* _The request_:
All of the data below must be repeated exactly.

** begin Information shown **

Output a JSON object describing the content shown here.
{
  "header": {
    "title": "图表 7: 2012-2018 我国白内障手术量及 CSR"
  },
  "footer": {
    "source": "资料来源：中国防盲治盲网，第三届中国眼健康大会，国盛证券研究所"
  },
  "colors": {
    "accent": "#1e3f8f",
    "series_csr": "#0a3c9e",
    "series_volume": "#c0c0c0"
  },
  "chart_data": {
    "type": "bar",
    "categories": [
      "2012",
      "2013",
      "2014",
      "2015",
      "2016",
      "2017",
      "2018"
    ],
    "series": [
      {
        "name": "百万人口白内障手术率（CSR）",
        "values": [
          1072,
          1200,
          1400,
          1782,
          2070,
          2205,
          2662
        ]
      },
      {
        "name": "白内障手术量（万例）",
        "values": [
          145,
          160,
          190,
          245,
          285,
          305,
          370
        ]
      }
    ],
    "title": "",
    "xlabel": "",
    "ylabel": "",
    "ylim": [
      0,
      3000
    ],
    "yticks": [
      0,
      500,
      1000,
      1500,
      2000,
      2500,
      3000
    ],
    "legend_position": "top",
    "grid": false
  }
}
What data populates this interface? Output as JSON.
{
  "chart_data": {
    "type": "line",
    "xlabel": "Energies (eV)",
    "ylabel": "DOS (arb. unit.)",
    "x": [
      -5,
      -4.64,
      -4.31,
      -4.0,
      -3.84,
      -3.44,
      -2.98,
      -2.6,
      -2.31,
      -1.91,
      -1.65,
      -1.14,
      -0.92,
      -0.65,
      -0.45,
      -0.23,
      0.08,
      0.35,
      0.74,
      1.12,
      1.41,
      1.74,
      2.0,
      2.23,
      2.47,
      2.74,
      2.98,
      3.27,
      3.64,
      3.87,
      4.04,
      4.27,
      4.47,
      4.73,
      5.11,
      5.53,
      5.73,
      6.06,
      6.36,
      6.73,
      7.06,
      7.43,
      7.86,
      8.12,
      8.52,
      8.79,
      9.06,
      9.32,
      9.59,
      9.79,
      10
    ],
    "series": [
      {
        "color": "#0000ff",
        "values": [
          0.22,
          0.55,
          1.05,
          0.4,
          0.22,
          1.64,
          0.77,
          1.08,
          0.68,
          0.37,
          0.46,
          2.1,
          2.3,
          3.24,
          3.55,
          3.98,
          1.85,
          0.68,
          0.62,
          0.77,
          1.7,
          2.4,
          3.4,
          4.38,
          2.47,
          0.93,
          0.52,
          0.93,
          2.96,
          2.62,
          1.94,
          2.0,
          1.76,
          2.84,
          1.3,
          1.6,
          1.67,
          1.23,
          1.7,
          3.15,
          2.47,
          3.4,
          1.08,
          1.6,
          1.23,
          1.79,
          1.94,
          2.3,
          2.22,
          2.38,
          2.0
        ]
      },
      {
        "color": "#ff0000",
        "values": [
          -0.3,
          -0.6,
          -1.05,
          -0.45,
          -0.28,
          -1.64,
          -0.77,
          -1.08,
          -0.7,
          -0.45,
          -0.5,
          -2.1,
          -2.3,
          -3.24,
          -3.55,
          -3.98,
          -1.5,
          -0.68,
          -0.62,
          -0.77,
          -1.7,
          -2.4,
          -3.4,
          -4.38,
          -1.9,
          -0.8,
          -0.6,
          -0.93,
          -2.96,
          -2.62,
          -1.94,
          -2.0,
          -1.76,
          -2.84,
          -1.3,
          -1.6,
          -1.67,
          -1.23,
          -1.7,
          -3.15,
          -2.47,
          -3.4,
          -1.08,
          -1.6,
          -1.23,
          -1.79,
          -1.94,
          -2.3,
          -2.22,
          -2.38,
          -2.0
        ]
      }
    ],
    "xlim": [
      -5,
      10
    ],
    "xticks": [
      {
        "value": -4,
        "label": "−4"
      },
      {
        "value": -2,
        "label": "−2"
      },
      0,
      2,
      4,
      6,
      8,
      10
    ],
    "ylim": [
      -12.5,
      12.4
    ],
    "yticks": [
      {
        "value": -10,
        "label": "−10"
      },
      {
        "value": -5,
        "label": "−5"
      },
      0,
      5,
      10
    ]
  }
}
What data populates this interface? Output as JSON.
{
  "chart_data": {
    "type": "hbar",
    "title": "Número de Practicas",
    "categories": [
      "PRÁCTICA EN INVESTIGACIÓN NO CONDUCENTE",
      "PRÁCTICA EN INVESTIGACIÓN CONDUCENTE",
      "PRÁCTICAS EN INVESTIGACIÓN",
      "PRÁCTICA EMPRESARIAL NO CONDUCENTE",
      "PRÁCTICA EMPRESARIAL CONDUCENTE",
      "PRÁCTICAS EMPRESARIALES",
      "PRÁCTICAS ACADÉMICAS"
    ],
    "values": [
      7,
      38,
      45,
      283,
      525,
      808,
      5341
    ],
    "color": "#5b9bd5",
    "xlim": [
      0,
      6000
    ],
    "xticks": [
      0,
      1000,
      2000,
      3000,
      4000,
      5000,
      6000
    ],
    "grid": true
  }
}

** end Information shown **

* _Output for this exercise_:
Output a JSON object describing the content shown here.
{
  "header": {
    "title": "图表 7: 2012-2018 我国白内障手术量及 CSR"
  },
  "footer": {
    "source": "资料来源：中国防盲治盲网，第三届中国眼健康大会，国盛证券研究所"
  },
  "colors": {
    "accent": "#1e3f8f",
    "series_csr": "#0a3c9e",
    "series_volume": "#c0c0c0"
  },
  "chart_data": {
    "type": "bar",
    "categories": [
      "2012",
      "2013",
      "2014",
      "2015",
      "2016",
      "2017",
      "2018"
    ],
    "series": [
      {
        "name": "百万人口白内障手术率（CSR）",
        "values": [
          1072,
          1200,
          1400,
          1782,
          2070,
          2205,
          2662
        ]
      },
      {
        "name": "白内障手术量（万例）",
        "values": [
          145,
          160,
          190,
          245,
          285,
          305,
          370
        ]
      }
    ],
    "title": "",
    "xlabel": "",
    "ylabel": "",
    "ylim": [
      0,
      3000
    ],
    "yticks": [
      0,
      500,
      1000,
      1500,
      2000,
      2500,
      3000
    ],
    "legend_position": "top",
    "grid": false
  }
}
What data populates this interface? Output as JSON.
{
  "chart_data": {
    "type": "line",
    "xlabel": "Energies (eV)",
    "ylabel": "DOS (arb. unit.)",
    "x": [
      -5,
      -4.64,
      -4.31,
      -4.0,
      -3.84,
      -3.44,
      -2.98,
      -2.6,
      -2.31,
      -1.91,
      -1.65,
      -1.14,
      -0.92,
      -0.65,
      -0.45,
      -0.23,
      0.08,
      0.35,
      0.74,
      1.12,
      1.41,
      1.74,
      2.0,
      2.23,
      2.47,
      2.74,
      2.98,
      3.27,
      3.64,
      3.87,
      4.04,
      4.27,
      4.47,
      4.73,
      5.11,
      5.53,
      5.73,
      6.06,
      6.36,
      6.73,
      7.06,
      7.43,
      7.86,
      8.12,
      8.52,
      8.79,
      9.06,
      9.32,
      9.59,
      9.79,
      10
    ],
    "series": [
      {
        "color": "#0000ff",
        "values": [
          0.22,
          0.55,
          1.05,
          0.4,
          0.22,
          1.64,
          0.77,
          1.08,
          0.68,
          0.37,
          0.46,
          2.1,
          2.3,
          3.24,
          3.55,
          3.98,
          1.85,
          0.68,
          0.62,
          0.77,
          1.7,
          2.4,
          3.4,
          4.38,
          2.47,
          0.93,
          0.52,
          0.93,
          2.96,
          2.62,
          1.94,
          2.0,
          1.76,
          2.84,
          1.3,
          1.6,
          1.67,
          1.23,
          1.7,
          3.15,
          2.47,
          3.4,
          1.08,
          1.6,
          1.23,
          1.79,
          1.94,
          2.3,
          2.22,
          2.38,
          2.0
        ]
      },
      {
        "color": "#ff0000",
        "values": [
          -0.3,
          -0.6,
          -1.05,
          -0.45,
          -0.28,
          -1.64,
          -0.77,
          -1.08,
          -0.7,
          -0.45,
          -0.5,
          -2.1,
          -2.3,
          -3.24,
          -3.55,
          -3.98,
          -1.5,
          -0.68,
          -0.62,
          -0.77,
          -1.7,
          -2.4,
          -3.4,
          -4.38,
          -1.9,
          -0.8,
          -0.6,
          -0.93,
          -2.96,
          -2.62,
          -1.94,
          -2.0,
          -1.76,
          -2.84,
          -1.3,
          -1.6,
          -1.67,
          -1.23,
          -1.7,
          -3.15,
          -2.47,
          -3.4,
          -1.08,
          -1.6,
          -1.23,
          -1.79,
          -1.94,
          -2.3,
          -2.22,
          -2.38,
          -2.0
        ]
      }
    ],
    "xlim": [
      -5,
      10
    ],
    "xticks": [
      {
        "value": -4,
        "label": "−4"
      },
      {
        "value": -2,
        "label": "−2"
      },
      0,
      2,
      4,
      6,
      8,
      10
    ],
    "ylim": [
      -12.5,
      12.4
    ],
    "yticks": [
      {
        "value": -10,
        "label": "−10"
      },
      {
        "value": -5,
        "label": "−5"
      },
      0,
      5,
      10
    ]
  }
}
What data populates this interface? Output as JSON.
{
  "chart_data": {
    "type": "hbar",
    "title": "Número de Practicas",
    "categories": [
      "PRÁCTICA EN INVESTIGACIÓN NO CONDUCENTE",
      "PRÁCTICA EN INVESTIGACIÓN CONDUCENTE",
      "PRÁCTICAS EN INVESTIGACIÓN",
      "PRÁCTICA EMPRESARIAL NO CONDUCENTE",
      "PRÁCTICA EMPRESARIAL CONDUCENTE",
      "PRÁCTICAS EMPRESARIALES",
      "PRÁCTICAS ACADÉMICAS"
    ],
    "values": [
      7,
      38,
      45,
      283,
      525,
      808,
      5341
    ],
    "color": "#5b9bd5",
    "xlim": [
      0,
      6000
    ],
    "xticks": [
      0,
      1000,
      2000,
      3000,
      4000,
      5000,
      6000
    ],
    "grid": true
  }
}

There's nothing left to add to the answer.